Extract:
Item 8.01 Other Events.

On June 2, 2017, Nivalis Therapeutics, Inc. (“Nivalis”) issued a press release announcing that it has set a date for a special meeting of its stockholders to vote on matters related to the previously announced proposed merger with Alpine Immune Sciences, Inc. (“Alpine”). The special meeting will be held at 1:30 p.m. Mountain time on July 19, 2017, at the offices of Ballard Spahr LLP, 5480 Valmont Road, Suite 200, Boulder, Colorado 80301. Nivalis stockholders of record as of the close of business on May 26, 2017, are entitled to receive notice of, and to vote at, the special meeting.

A copy of the press release is attached hereto as Exhibit 99.1 and incorporated by reference herein.

Additional Information about the Merger and Where to Find It

In connection with the proposed merger, Nivalis has filed a registration statement on Form S-4 with the Securities and Exchange Commission (the “SEC”), including a proxy statement/prospectus/information statement, but the registration statement has not yet become effective. The proxy statement/prospectus/information statement and any other relevant documents filed by Nivalis with the SEC may be obtained free of charge through the website maintained by the SEC at www.sec.gov. In addition, investors and stockholders may obtain free copies of the documents filed with the SEC by Nivalis by directing a written request to: Nivalis Therapeutics, Inc., PO Box 18387, Boulder, Colorado 80308, Attention: Investor Relations. Investors and stockholders are urged to read the proxy statement/prospectus/information statement and the other relevant materials before making any voting or investment decision with respect to the proposed merger.

Complete the following:
a – According to the filing, at what time and on what date will the Nivalis special meeting be held?
b – Write out everything in the filing from "Item 8.01 Other Events." down to "the special meeting.", swapping "special meeting" for "extraordinary meeting".

Stored entries
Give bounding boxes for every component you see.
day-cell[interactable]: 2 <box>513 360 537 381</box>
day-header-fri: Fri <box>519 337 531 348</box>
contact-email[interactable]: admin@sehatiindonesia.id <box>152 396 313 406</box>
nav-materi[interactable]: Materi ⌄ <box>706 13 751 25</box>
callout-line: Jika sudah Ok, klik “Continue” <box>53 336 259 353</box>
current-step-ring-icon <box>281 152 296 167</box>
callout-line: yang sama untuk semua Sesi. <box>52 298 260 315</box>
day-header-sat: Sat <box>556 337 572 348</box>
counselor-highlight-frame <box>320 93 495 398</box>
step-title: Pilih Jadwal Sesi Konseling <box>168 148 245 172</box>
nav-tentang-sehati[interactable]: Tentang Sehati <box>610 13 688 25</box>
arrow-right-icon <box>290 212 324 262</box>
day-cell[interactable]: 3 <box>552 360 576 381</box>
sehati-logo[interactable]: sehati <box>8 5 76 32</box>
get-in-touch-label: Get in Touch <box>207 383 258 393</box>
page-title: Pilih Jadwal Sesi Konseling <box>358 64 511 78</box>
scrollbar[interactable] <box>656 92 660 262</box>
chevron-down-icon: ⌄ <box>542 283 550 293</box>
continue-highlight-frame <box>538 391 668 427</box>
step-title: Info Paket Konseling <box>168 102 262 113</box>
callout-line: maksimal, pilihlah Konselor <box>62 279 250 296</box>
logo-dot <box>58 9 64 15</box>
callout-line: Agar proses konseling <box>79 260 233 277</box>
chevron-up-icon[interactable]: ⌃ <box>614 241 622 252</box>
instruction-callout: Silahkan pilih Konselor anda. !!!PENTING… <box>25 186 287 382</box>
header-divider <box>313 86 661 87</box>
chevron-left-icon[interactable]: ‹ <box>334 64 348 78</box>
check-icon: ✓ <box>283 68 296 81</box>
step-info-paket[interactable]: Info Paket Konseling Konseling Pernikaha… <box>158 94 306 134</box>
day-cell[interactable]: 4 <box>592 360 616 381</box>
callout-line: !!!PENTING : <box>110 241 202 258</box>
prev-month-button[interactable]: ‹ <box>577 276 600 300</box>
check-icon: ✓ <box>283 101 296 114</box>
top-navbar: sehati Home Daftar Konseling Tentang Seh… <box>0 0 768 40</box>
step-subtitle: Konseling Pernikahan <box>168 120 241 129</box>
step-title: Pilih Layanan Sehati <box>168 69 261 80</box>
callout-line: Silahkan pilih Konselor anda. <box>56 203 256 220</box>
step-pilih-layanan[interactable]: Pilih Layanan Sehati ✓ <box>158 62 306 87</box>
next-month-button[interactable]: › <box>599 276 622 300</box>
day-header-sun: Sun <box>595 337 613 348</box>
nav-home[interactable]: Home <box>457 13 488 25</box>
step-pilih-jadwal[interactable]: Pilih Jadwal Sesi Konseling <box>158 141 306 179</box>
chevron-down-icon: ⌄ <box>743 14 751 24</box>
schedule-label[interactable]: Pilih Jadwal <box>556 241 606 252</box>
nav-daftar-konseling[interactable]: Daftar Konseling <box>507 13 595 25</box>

Solutions by task:
a – 1:30 p.m. Mountain time on July 19, 2017

b –
Item 8.01 Other Events.

On June 2, 2017, Nivalis Therapeutics, Inc. (“Nivalis”) issued a press release announcing that it has set a date for a extraordinary meeting of its stockholders to vote on matters related to the previously announced proposed merger with Alpine Immune Sciences, Inc. (“Alpine”). The extraordinary meeting will be held at 1:30 p.m. Mountain time on July 19, 2017, at the offices of Ballard Spahr LLP, 5480 Valmont Road, Suite 200, Boulder, Colorado 80301. Nivalis stockholders of record as of the close of business on May 26, 2017, are entitled to receive notice of, and to vote at, the extraordinary meeting.